**What is expected**
Count each line in which the word "него" appears. Reply with the total and nothing more.

**Records to process**
----

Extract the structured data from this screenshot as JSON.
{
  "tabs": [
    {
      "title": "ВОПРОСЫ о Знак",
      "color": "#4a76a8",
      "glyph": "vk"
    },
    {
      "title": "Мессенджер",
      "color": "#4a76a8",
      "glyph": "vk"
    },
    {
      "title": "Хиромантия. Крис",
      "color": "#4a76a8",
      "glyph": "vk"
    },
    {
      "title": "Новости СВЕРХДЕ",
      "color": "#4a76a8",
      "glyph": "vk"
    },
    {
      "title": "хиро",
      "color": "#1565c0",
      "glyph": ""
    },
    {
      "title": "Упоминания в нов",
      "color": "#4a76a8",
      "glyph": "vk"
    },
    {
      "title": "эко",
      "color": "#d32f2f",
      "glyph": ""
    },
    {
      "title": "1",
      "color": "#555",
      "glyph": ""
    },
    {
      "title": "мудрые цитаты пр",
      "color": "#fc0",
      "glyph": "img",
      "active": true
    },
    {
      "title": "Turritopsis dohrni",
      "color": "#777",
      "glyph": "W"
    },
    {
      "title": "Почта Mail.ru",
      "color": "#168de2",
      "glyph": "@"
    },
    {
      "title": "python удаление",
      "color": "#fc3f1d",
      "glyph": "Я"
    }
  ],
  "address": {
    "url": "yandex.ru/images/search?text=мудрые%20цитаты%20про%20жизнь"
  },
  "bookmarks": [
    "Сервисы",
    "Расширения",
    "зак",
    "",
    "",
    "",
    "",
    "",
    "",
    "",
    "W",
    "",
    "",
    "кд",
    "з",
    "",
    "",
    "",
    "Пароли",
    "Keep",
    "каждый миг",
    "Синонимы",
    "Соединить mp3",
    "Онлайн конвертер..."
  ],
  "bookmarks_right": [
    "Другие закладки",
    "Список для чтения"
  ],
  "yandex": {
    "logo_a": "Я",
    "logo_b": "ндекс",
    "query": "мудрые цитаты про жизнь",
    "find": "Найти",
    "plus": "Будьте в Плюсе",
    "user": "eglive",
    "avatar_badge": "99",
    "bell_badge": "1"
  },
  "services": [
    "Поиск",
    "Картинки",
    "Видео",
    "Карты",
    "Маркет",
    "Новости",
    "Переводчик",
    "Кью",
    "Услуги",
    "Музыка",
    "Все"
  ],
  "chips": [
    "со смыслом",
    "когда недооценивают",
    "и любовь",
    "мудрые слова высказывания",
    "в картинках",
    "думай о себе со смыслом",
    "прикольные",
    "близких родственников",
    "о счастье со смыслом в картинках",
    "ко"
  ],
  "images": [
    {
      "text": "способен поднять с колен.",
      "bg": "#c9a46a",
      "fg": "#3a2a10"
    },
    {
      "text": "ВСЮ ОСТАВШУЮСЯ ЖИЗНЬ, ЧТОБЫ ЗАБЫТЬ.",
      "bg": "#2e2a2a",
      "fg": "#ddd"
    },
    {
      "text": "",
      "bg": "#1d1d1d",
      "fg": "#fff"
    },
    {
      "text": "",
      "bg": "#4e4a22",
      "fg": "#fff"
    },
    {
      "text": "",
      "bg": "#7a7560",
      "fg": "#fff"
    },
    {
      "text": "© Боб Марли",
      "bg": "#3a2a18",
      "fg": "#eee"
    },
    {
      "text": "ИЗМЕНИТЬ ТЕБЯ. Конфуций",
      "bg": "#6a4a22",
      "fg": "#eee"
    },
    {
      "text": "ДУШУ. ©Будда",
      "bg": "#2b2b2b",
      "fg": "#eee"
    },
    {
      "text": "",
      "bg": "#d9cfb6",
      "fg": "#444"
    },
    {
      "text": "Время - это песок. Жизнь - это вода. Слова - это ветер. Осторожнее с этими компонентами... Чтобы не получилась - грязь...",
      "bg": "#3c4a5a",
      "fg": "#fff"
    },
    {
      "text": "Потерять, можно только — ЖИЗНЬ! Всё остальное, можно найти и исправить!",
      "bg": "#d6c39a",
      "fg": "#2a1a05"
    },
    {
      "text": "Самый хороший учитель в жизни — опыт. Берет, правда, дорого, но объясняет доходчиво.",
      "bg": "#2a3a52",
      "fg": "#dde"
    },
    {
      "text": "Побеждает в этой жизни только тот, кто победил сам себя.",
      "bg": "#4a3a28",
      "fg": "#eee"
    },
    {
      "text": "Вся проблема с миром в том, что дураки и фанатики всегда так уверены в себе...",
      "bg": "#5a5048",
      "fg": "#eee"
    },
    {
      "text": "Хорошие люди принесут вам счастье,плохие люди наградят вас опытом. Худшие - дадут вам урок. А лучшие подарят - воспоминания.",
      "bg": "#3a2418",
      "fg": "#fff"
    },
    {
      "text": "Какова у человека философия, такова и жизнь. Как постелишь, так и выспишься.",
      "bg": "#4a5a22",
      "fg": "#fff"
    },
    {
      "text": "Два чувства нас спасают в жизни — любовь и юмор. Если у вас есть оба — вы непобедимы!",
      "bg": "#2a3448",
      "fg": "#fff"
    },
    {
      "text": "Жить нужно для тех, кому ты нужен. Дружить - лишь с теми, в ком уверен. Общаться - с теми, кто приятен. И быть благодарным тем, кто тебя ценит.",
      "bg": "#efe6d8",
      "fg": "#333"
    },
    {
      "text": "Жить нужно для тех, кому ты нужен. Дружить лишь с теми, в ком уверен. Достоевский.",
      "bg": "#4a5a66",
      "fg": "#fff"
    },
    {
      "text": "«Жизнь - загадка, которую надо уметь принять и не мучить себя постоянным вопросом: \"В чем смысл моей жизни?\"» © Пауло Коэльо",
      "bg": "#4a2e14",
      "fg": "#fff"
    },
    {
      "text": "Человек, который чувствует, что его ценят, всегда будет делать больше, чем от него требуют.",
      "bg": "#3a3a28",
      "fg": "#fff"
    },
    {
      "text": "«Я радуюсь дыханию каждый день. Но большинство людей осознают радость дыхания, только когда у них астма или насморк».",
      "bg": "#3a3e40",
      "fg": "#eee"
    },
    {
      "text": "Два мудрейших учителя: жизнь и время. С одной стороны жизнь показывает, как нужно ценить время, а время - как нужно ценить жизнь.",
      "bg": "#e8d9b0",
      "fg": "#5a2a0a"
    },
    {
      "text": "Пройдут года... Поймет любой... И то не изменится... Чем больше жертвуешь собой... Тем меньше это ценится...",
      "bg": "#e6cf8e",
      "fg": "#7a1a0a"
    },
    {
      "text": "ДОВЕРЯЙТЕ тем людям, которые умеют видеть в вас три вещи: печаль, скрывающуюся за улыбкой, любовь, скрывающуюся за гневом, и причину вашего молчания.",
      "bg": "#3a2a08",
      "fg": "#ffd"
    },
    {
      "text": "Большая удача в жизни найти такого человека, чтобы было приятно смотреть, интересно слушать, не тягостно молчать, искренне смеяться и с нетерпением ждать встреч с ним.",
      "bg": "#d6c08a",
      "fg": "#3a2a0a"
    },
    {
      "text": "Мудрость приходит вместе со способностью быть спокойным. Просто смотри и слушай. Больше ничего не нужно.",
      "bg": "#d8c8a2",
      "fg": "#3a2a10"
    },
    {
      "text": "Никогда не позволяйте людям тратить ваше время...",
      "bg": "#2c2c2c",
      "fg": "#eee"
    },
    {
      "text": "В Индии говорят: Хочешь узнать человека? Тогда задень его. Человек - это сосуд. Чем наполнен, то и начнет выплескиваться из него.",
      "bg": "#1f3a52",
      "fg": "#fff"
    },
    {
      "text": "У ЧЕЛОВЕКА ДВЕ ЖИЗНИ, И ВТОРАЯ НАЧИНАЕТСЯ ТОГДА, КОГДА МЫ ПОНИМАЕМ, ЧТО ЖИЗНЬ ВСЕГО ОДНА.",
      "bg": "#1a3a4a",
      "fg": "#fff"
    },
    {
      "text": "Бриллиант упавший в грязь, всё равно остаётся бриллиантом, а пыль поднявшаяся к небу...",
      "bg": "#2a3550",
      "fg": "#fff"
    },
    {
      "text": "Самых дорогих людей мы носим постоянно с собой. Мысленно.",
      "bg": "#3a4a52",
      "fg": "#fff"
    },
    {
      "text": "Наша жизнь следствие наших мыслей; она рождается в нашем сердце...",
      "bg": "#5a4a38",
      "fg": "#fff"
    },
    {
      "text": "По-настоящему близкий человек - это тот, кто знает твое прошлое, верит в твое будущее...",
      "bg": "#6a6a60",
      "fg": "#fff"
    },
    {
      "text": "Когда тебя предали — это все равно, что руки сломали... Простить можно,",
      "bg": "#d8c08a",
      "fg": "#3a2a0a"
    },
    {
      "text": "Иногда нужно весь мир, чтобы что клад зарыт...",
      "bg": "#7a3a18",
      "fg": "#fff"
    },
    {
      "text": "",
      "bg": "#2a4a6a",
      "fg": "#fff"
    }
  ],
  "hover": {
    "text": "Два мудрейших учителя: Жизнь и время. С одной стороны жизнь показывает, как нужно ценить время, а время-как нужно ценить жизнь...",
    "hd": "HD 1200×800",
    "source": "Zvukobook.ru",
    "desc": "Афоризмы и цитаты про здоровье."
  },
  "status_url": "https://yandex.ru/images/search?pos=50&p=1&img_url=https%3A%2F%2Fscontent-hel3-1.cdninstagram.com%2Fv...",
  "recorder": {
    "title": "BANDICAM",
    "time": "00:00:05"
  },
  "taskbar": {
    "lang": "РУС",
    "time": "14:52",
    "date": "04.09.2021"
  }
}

----

**Result of the exercise**
2